■ Challenge: Give all the lines below again, exactly, with no pictures.

——————————

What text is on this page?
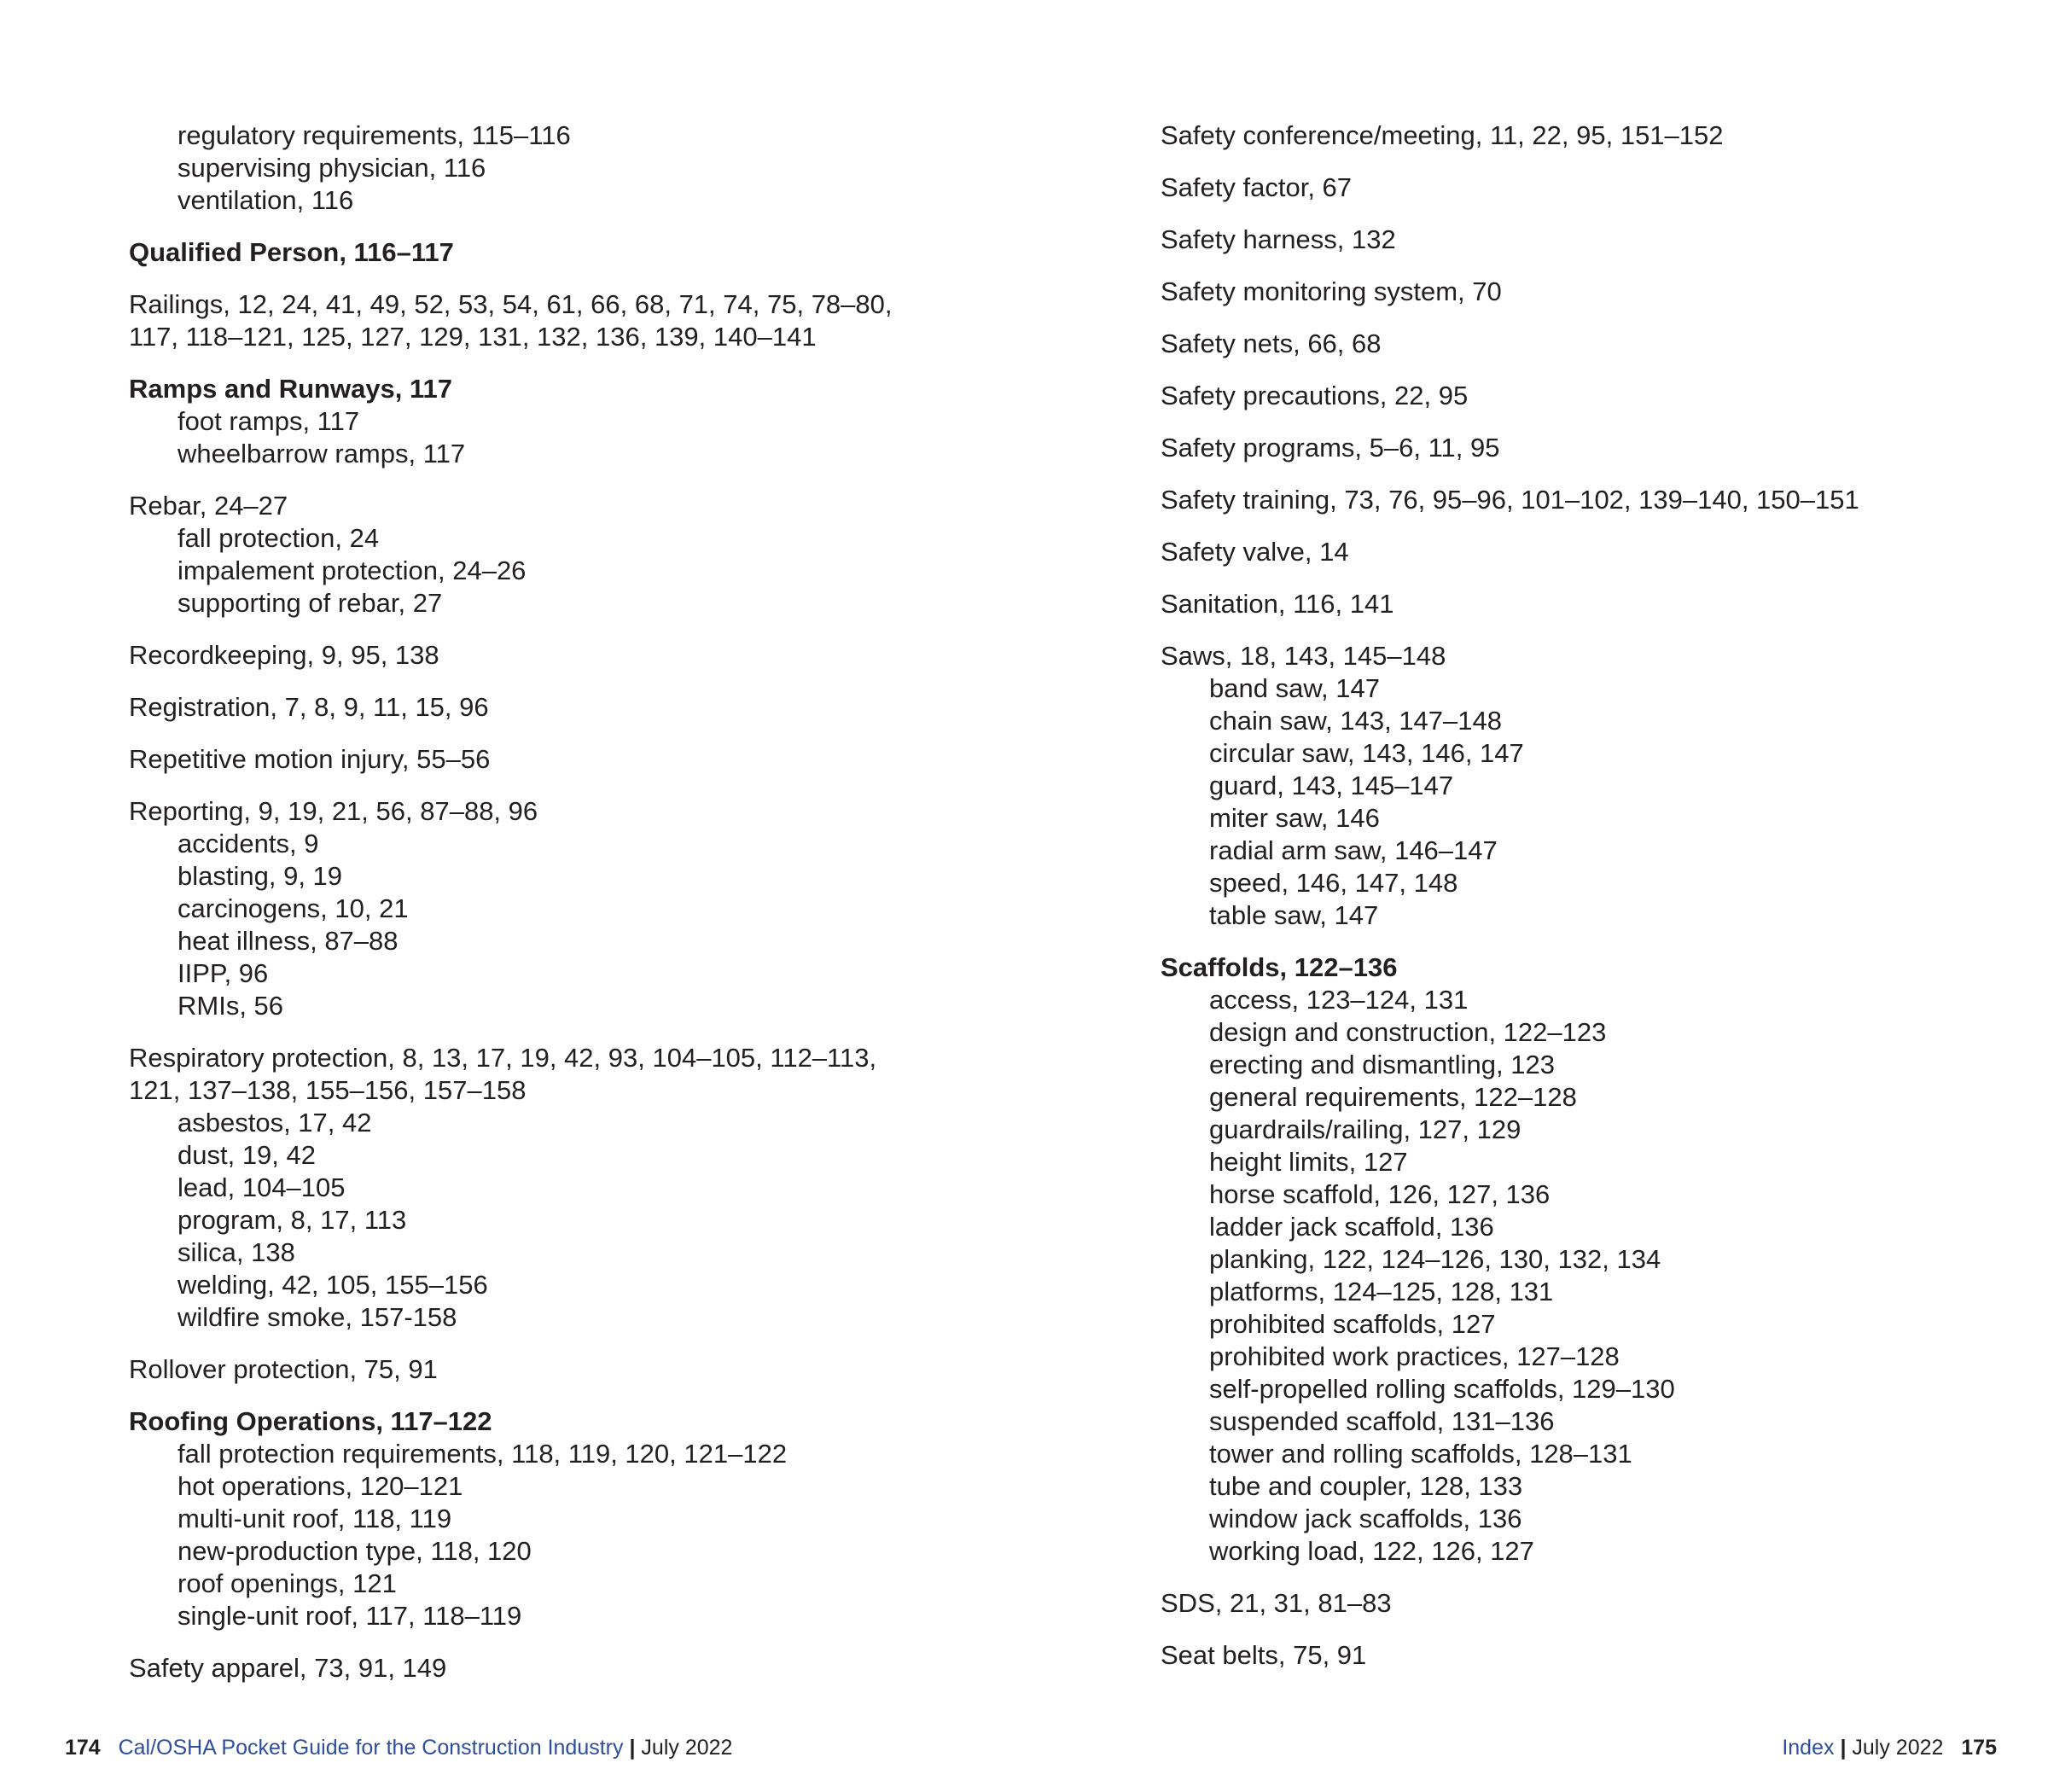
regulatory requirements, 115–116
supervising physician, 116
ventilation, 116
Qualified Person, 116–117
Railings, 12, 24, 41, 49, 52, 53, 54, 61, 66, 68, 71, 74, 75, 78–80,
117, 118–121, 125, 127, 129, 131, 132, 136, 139, 140–141
Ramps and Runways, 117
foot ramps, 117
wheelbarrow ramps, 117
Rebar, 24–27
fall protection, 24
impalement protection, 24–26
supporting of rebar, 27
Recordkeeping, 9, 95, 138
Registration, 7, 8, 9, 11, 15, 96
Repetitive motion injury, 55–56
Reporting, 9, 19, 21, 56, 87–88, 96
accidents, 9
blasting, 9, 19
carcinogens, 10, 21
heat illness, 87–88
IIPP, 96
RMIs, 56
Respiratory protection, 8, 13, 17, 19, 42, 93, 104–105, 112–113,
121, 137–138, 155–156, 157–158
asbestos, 17, 42
dust, 19, 42
lead, 104–105
program, 8, 17, 113
silica, 138
welding, 42, 105, 155–156
wildfire smoke, 157-158
Rollover protection, 75, 91
Roofing Operations, 117–122
fall protection requirements, 118, 119, 120, 121–122
hot operations, 120–121
multi-unit roof, 118, 119
new-production type, 118, 120
roof openings, 121
single-unit roof, 117, 118–119
Safety apparel, 73, 91, 149
Safety conference/meeting, 11, 22, 95, 151–152
Safety factor, 67
Safety harness, 132
Safety monitoring system, 70
Safety nets, 66, 68
Safety precautions, 22, 95
Safety programs, 5–6, 11, 95
Safety training, 73, 76, 95–96, 101–102, 139–140, 150–151
Safety valve, 14
Sanitation, 116, 141
Saws, 18, 143, 145–148
band saw, 147
chain saw, 143, 147–148
circular saw, 143, 146, 147
guard, 143, 145–147
miter saw, 146
radial arm saw, 146–147
speed, 146, 147, 148
table saw, 147
Scaffolds, 122–136
access, 123–124, 131
design and construction, 122–123
erecting and dismantling, 123
general requirements, 122–128
guardrails/railing, 127, 129
height limits, 127
horse scaffold, 126, 127, 136
ladder jack scaffold, 136
planking, 122, 124–126, 130, 132, 134
platforms, 124–125, 128, 131
prohibited scaffolds, 127
prohibited work practices, 127–128
self-propelled rolling scaffolds, 129–130
suspended scaffold, 131–136
tower and rolling scaffolds, 128–131
tube and coupler, 128, 133
window jack scaffolds, 136
working load, 122, 126, 127
SDS, 21, 31, 81–83
Seat belts, 75, 91
174 Cal/OSHA Pocket Guide for the Construction Industry | July 2022	Index | July 2022 175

——————————

■ Response:
What text is on this page?
regulatory requirements, 115–116
supervising physician, 116
ventilation, 116
Qualified Person, 116–117
Railings, 12, 24, 41, 49, 52, 53, 54, 61, 66, 68, 71, 74, 75, 78–80,
117, 118–121, 125, 127, 129, 131, 132, 136, 139, 140–141
Ramps and Runways, 117
foot ramps, 117
wheelbarrow ramps, 117
Rebar, 24–27
fall protection, 24
impalement protection, 24–26
supporting of rebar, 27
Recordkeeping, 9, 95, 138
Registration, 7, 8, 9, 11, 15, 96
Repetitive motion injury, 55–56
Reporting, 9, 19, 21, 56, 87–88, 96
accidents, 9
blasting, 9, 19
carcinogens, 10, 21
heat illness, 87–88
IIPP, 96
RMIs, 56
Respiratory protection, 8, 13, 17, 19, 42, 93, 104–105, 112–113,
121, 137–138, 155–156, 157–158
asbestos, 17, 42
dust, 19, 42
lead, 104–105
program, 8, 17, 113
silica, 138
welding, 42, 105, 155–156
wildfire smoke, 157-158
Rollover protection, 75, 91
Roofing Operations, 117–122
fall protection requirements, 118, 119, 120, 121–122
hot operations, 120–121
multi-unit roof, 118, 119
new-production type, 118, 120
roof openings, 121
single-unit roof, 117, 118–119
Safety apparel, 73, 91, 149
Safety conference/meeting, 11, 22, 95, 151–152
Safety factor, 67
Safety harness, 132
Safety monitoring system, 70
Safety nets, 66, 68
Safety precautions, 22, 95
Safety programs, 5–6, 11, 95
Safety training, 73, 76, 95–96, 101–102, 139–140, 150–151
Safety valve, 14
Sanitation, 116, 141
Saws, 18, 143, 145–148
band saw, 147
chain saw, 143, 147–148
circular saw, 143, 146, 147
guard, 143, 145–147
miter saw, 146
radial arm saw, 146–147
speed, 146, 147, 148
table saw, 147
Scaffolds, 122–136
access, 123–124, 131
design and construction, 122–123
erecting and dismantling, 123
general requirements, 122–128
guardrails/railing, 127, 129
height limits, 127
horse scaffold, 126, 127, 136
ladder jack scaffold, 136
planking, 122, 124–126, 130, 132, 134
platforms, 124–125, 128, 131
prohibited scaffolds, 127
prohibited work practices, 127–128
self-propelled rolling scaffolds, 129–130
suspended scaffold, 131–136
tower and rolling scaffolds, 128–131
tube and coupler, 128, 133
window jack scaffolds, 136
working load, 122, 126, 127
SDS, 21, 31, 81–83
Seat belts, 75, 91
174 Cal/OSHA Pocket Guide for the Construction Industry | July 2022	Index | July 2022 175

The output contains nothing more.